§ **TASK DIRECTIONS**
Return all lines from the listing below in which the string "Sverrisdóttir" occurs.

§ **DATASET**
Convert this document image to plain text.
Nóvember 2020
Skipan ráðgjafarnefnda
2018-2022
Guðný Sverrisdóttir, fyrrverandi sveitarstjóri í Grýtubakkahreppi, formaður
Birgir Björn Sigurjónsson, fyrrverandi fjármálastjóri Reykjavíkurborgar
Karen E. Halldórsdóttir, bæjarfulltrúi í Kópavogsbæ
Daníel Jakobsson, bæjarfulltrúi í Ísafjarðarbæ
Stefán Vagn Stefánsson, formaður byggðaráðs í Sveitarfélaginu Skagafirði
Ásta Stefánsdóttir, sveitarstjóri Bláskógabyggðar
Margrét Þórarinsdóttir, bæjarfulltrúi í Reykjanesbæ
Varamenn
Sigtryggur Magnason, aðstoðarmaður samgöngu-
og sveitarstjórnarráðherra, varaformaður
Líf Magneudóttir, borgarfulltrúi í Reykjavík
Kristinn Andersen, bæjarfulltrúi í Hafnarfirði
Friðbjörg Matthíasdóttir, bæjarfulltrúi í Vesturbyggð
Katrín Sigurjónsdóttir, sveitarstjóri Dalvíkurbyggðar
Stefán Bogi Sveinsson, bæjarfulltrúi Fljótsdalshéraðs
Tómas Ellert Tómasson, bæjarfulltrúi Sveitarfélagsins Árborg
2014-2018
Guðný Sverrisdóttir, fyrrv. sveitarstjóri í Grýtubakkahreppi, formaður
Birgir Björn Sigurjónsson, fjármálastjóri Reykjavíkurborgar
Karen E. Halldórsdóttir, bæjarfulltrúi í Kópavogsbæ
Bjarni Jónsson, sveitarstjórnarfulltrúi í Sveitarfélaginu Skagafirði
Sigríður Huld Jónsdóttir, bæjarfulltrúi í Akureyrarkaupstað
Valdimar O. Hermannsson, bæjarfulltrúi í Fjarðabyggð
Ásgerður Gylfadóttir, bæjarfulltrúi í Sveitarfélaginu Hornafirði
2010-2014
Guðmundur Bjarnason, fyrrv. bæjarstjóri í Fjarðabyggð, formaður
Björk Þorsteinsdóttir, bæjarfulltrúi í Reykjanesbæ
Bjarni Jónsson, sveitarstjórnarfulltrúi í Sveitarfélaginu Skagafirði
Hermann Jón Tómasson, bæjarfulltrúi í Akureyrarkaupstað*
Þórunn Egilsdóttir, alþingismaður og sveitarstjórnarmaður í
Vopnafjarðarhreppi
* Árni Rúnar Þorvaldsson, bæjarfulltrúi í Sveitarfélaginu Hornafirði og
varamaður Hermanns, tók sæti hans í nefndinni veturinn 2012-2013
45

§ **SOLUTION**
Guðný Sverrisdóttir, fyrrverandi sveitarstjóri í Grýtubakkahreppi, formaður
Guðný Sverrisdóttir, fyrrv. sveitarstjóri í Grýtubakkahreppi, formaður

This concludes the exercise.